Direction -
Working from the line that contains "Serialize everything readable" to the final line, transcribe each line exactly. No pictures belong in the copy.
##### Record list #####
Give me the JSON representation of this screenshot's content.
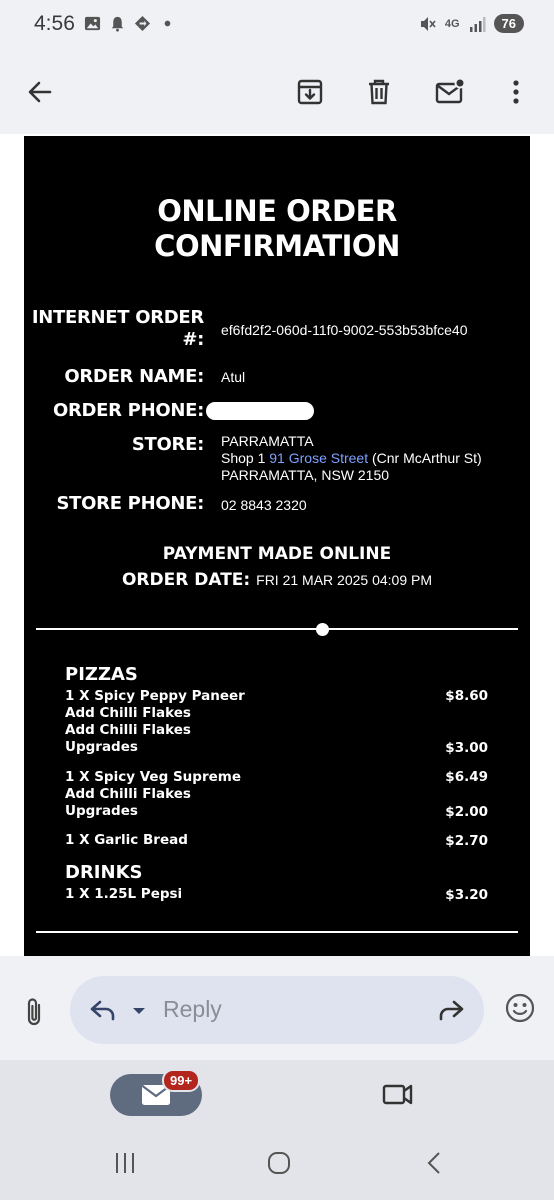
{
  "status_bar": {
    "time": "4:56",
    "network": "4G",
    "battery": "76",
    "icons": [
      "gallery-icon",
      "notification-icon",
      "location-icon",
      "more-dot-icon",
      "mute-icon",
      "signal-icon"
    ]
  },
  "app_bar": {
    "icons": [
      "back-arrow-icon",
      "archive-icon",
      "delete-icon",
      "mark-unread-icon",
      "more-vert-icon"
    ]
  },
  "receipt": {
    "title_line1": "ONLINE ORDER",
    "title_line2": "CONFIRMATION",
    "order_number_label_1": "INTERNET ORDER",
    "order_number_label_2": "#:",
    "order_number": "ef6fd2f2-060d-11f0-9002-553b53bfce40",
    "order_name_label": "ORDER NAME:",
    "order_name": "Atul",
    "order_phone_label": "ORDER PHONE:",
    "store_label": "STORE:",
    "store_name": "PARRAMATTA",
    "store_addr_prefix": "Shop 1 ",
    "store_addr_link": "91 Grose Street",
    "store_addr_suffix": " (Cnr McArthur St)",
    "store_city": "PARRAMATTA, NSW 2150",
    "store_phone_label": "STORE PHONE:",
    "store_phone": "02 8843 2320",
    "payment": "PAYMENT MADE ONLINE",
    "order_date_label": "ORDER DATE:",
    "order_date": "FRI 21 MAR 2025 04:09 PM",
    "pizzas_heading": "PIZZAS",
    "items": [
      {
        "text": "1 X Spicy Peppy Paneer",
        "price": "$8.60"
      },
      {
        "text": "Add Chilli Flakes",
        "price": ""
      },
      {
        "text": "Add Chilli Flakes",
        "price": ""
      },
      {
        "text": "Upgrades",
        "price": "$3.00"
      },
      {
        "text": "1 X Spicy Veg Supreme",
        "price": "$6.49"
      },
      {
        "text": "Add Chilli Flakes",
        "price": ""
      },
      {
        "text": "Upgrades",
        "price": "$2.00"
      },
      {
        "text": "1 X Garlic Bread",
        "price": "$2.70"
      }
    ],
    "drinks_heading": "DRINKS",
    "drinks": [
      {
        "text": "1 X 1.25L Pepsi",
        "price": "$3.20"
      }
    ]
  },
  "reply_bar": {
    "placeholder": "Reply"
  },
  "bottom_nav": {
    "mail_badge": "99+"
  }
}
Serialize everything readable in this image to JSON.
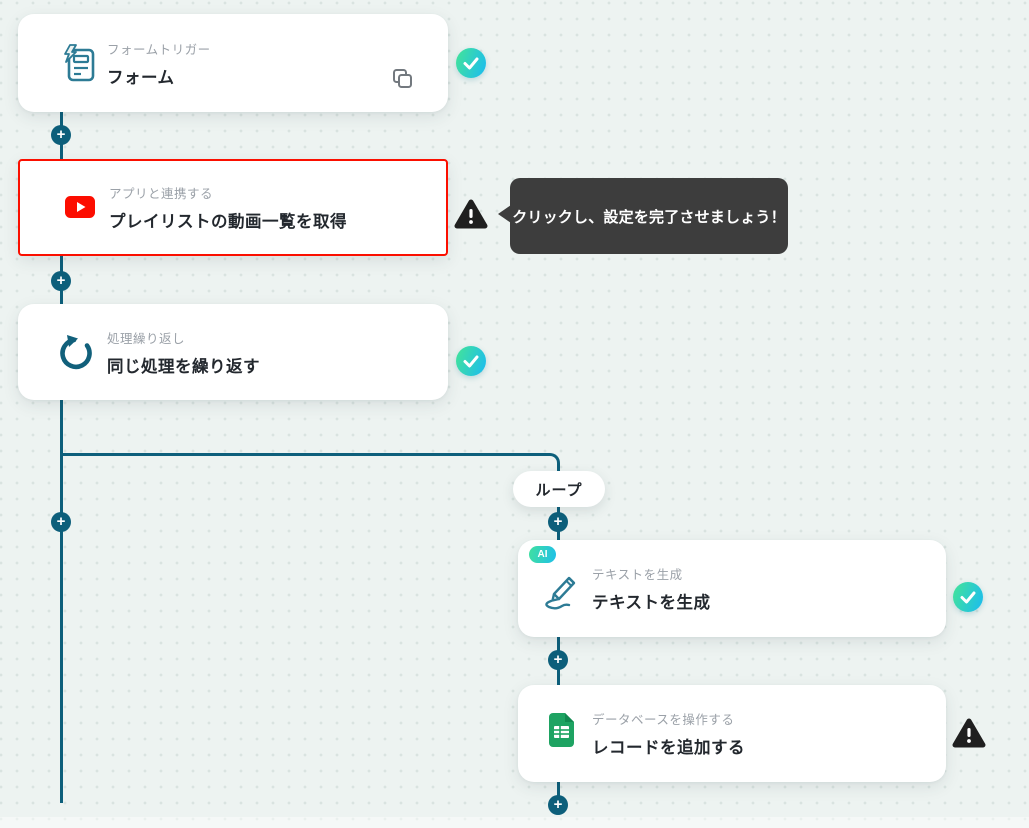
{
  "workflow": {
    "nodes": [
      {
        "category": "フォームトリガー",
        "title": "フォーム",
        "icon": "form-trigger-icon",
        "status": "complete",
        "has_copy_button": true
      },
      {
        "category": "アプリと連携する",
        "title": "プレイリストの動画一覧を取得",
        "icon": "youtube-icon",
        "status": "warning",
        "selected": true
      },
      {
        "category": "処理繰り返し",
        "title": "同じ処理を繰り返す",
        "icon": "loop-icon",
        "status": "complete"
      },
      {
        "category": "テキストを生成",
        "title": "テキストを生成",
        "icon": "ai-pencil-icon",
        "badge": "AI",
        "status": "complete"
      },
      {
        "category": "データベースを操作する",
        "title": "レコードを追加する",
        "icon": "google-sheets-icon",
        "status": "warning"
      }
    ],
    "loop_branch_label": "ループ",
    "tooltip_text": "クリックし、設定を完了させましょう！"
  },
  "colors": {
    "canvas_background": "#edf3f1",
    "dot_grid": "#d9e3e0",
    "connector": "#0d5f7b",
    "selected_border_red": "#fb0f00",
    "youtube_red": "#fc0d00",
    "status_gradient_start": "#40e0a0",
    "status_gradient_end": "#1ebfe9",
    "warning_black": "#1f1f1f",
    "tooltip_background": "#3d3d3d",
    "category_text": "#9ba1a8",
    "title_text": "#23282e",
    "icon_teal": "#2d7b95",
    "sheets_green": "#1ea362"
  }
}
#####
Final answer -
Serialize everything readable in this image to JSON.
{
  "workflow": {
    "nodes": [
      {
        "category": "フォームトリガー",
        "title": "フォーム",
        "icon": "form-trigger-icon",
        "status": "complete",
        "has_copy_button": true
      },
      {
        "category": "アプリと連携する",
        "title": "プレイリストの動画一覧を取得",
        "icon": "youtube-icon",
        "status": "warning",
        "selected": true
      },
      {
        "category": "処理繰り返し",
        "title": "同じ処理を繰り返す",
        "icon": "loop-icon",
        "status": "complete"
      },
      {
        "category": "テキストを生成",
        "title": "テキストを生成",
        "icon": "ai-pencil-icon",
        "badge": "AI",
        "status": "complete"
      },
      {
        "category": "データベースを操作する",
        "title": "レコードを追加する",
        "icon": "google-sheets-icon",
        "status": "warning"
      }
    ],
    "loop_branch_label": "ループ",
    "tooltip_text": "クリックし、設定を完了させましょう！"
  },
  "colors": {
    "canvas_background": "#edf3f1",
    "dot_grid": "#d9e3e0",
    "connector": "#0d5f7b",
    "selected_border_red": "#fb0f00",
    "youtube_red": "#fc0d00",
    "status_gradient_start": "#40e0a0",
    "status_gradient_end": "#1ebfe9",
    "warning_black": "#1f1f1f",
    "tooltip_background": "#3d3d3d",
    "category_text": "#9ba1a8",
    "title_text": "#23282e",
    "icon_teal": "#2d7b95",
    "sheets_green": "#1ea362"
  }
}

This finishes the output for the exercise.